Annotations of page elements

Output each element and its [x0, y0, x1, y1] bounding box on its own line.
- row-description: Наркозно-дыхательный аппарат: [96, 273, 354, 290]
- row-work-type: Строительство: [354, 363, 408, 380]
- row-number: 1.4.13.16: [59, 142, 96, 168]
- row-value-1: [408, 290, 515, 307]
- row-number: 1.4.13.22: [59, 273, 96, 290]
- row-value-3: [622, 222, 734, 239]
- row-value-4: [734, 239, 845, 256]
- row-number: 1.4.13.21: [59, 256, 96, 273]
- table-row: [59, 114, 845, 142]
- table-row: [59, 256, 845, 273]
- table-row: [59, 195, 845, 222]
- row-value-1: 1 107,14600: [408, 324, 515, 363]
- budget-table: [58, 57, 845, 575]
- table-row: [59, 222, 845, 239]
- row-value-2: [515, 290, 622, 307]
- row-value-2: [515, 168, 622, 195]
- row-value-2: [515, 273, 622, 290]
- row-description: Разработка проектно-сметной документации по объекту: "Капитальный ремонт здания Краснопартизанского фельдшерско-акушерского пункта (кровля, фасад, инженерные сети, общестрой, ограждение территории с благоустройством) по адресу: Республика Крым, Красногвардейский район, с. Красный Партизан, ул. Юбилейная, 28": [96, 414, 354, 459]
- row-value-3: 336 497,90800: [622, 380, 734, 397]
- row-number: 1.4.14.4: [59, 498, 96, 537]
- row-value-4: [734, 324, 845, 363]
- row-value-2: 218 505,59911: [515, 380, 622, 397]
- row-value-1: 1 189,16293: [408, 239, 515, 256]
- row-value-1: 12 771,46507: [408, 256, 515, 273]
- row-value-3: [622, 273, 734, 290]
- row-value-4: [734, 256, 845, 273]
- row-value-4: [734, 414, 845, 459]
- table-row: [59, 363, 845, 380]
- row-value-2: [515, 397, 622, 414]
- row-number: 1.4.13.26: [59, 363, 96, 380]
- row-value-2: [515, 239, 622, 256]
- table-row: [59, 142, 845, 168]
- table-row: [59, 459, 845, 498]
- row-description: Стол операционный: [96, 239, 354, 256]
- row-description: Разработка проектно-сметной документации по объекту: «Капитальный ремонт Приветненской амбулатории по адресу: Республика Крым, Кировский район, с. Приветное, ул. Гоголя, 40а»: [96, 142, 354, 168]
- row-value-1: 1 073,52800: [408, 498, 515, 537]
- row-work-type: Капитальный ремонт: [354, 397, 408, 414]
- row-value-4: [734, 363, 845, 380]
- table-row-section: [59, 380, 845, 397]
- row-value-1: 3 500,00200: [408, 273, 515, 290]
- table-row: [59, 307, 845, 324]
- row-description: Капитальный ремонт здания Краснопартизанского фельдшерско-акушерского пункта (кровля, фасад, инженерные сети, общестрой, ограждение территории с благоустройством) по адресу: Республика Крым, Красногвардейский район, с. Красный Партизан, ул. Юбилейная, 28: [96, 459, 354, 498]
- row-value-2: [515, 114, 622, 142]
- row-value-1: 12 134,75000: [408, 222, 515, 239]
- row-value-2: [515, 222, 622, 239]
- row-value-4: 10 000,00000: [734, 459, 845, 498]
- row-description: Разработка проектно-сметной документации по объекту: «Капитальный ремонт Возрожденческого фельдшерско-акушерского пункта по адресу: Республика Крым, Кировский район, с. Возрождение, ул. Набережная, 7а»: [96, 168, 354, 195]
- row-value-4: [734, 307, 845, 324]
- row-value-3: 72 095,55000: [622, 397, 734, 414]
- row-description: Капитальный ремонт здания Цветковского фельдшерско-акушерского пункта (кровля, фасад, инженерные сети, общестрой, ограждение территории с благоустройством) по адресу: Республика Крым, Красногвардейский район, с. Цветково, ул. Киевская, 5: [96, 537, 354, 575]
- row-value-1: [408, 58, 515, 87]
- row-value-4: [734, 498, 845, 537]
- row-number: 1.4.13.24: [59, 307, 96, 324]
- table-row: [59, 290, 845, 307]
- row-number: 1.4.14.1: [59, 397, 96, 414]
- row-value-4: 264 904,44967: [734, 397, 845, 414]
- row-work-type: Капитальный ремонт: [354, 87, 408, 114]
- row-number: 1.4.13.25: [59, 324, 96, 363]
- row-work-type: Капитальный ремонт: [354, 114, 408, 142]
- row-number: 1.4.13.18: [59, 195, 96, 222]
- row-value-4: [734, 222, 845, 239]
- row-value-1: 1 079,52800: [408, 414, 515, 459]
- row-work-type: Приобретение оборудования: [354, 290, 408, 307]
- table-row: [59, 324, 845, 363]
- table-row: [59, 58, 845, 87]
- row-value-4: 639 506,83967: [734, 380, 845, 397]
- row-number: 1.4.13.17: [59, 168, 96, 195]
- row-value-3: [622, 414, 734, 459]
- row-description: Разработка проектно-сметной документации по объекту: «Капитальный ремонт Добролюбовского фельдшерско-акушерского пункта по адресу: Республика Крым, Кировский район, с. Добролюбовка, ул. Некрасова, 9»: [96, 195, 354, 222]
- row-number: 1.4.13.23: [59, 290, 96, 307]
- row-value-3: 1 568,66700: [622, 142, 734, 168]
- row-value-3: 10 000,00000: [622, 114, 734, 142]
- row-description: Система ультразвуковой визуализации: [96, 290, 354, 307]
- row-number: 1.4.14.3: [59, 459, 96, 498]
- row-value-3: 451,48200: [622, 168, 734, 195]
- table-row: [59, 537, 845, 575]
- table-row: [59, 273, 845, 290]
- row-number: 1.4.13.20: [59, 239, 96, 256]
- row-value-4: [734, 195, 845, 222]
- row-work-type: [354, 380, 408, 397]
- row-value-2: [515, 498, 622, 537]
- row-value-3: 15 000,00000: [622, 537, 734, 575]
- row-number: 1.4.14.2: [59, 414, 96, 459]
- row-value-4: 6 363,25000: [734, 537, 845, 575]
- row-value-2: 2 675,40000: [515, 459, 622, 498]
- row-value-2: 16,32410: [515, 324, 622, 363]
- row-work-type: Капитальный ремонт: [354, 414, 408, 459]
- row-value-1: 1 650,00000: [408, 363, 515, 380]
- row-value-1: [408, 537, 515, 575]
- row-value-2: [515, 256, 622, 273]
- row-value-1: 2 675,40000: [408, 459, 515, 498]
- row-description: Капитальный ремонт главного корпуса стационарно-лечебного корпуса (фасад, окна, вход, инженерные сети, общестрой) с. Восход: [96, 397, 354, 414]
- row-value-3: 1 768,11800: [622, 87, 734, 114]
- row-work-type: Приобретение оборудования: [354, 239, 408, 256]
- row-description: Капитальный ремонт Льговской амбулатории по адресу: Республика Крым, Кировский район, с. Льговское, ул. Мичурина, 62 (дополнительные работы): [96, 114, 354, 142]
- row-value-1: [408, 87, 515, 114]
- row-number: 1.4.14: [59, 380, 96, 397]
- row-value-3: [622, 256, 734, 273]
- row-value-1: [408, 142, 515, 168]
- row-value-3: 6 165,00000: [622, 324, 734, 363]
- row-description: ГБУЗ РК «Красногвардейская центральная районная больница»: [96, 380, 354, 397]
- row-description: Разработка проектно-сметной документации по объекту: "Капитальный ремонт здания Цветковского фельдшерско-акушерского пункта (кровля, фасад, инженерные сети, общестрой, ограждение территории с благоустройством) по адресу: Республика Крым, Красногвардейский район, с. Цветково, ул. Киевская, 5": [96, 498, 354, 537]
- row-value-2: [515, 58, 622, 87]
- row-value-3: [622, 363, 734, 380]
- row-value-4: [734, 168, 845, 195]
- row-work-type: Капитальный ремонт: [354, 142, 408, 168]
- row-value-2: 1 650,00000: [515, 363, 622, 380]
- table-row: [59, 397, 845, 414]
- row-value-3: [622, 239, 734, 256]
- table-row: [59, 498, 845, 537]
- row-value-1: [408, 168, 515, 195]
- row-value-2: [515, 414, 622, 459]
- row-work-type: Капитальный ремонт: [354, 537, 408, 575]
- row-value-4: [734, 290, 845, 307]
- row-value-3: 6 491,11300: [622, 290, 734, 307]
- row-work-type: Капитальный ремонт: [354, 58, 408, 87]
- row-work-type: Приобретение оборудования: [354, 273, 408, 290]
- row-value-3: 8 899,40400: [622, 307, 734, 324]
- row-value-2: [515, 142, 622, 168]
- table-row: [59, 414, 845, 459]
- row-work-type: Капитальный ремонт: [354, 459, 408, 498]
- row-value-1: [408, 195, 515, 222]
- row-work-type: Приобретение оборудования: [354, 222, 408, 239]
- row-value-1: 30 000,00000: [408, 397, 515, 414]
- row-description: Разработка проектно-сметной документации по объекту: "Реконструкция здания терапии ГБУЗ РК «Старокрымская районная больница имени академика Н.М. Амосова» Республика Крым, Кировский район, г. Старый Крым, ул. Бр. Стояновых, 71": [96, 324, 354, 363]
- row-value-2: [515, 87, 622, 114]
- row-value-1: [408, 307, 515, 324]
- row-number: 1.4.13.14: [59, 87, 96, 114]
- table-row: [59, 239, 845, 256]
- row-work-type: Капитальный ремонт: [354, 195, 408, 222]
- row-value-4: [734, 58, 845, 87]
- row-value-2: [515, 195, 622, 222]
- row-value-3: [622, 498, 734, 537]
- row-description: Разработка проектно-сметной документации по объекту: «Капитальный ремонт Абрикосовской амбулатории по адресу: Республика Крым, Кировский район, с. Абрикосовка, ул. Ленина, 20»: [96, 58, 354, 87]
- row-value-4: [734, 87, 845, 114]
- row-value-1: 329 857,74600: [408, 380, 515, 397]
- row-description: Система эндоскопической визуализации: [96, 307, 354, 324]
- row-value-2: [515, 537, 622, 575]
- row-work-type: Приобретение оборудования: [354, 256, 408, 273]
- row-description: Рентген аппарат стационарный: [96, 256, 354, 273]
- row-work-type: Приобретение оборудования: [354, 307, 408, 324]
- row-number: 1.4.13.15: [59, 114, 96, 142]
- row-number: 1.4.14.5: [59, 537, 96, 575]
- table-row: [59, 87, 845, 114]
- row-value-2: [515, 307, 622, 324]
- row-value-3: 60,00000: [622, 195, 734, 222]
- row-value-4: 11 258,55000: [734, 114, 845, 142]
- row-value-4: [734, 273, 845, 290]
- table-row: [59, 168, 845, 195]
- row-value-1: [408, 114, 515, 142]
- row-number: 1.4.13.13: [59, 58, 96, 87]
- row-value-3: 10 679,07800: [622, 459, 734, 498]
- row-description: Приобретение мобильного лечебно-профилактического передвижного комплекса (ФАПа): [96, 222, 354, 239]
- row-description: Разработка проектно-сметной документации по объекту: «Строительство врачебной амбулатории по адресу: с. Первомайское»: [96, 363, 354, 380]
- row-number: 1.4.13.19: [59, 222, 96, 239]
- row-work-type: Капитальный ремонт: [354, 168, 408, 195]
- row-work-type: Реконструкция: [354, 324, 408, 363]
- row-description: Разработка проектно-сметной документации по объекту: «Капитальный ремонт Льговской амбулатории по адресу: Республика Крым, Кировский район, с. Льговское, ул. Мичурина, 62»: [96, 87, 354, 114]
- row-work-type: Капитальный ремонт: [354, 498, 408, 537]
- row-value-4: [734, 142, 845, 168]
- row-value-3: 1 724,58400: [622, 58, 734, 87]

# WHAT THE EXERCISE ASKS
Reproduce the items line for line, beginning at their first line and stopping after the line that contains "142, 354, 168]".

# TASK RESULT
Output each element and its [x0, y0, x1, y1] bounding box on its own line.
- row-description: Наркозно-дыхательный аппарат: [96, 273, 354, 290]
- row-work-type: Строительство: [354, 363, 408, 380]
- row-number: 1.4.13.16: [59, 142, 96, 168]
- row-value-1: [408, 290, 515, 307]
- row-number: 1.4.13.22: [59, 273, 96, 290]
- row-value-3: [622, 222, 734, 239]
- row-value-4: [734, 239, 845, 256]
- row-number: 1.4.13.21: [59, 256, 96, 273]
- table-row: [59, 114, 845, 142]
- table-row: [59, 256, 845, 273]
- table-row: [59, 195, 845, 222]
- row-value-1: 1 107,14600: [408, 324, 515, 363]
- budget-table: [58, 57, 845, 575]
- table-row: [59, 222, 845, 239]
- row-value-2: [515, 290, 622, 307]
- row-value-2: [515, 168, 622, 195]
- row-value-2: [515, 273, 622, 290]
- row-description: Разработка проектно-сметной документации по объекту: "Капитальный ремонт здания Краснопартизанского фельдшерско-акушерского пункта (кровля, фасад, инженерные сети, общестрой, ограждение территории с благоустройством) по адресу: Республика Крым, Красногвардейский район, с. Красный Партизан, ул. Юбилейная, 28": [96, 414, 354, 459]
- row-value-3: 336 497,90800: [622, 380, 734, 397]
- row-number: 1.4.14.4: [59, 498, 96, 537]
- row-value-4: [734, 324, 845, 363]
- row-value-2: 218 505,59911: [515, 380, 622, 397]
- row-value-1: 1 189,16293: [408, 239, 515, 256]
- row-value-1: 12 771,46507: [408, 256, 515, 273]
- row-value-3: [622, 273, 734, 290]
- row-value-4: [734, 256, 845, 273]
- row-value-4: [734, 414, 845, 459]
- table-row: [59, 363, 845, 380]
- row-value-2: [515, 397, 622, 414]
- row-number: 1.4.13.26: [59, 363, 96, 380]
- row-value-2: [515, 239, 622, 256]
- table-row: [59, 142, 845, 168]
- table-row: [59, 459, 845, 498]
- row-description: Стол операционный: [96, 239, 354, 256]
- row-description: Разработка проектно-сметной документации по объекту: «Капитальный ремонт Приветненской амбулатории по адресу: Республика Крым, Кировский район, с. Приветное, ул. Гоголя, 40а»: [96, 142, 354, 168]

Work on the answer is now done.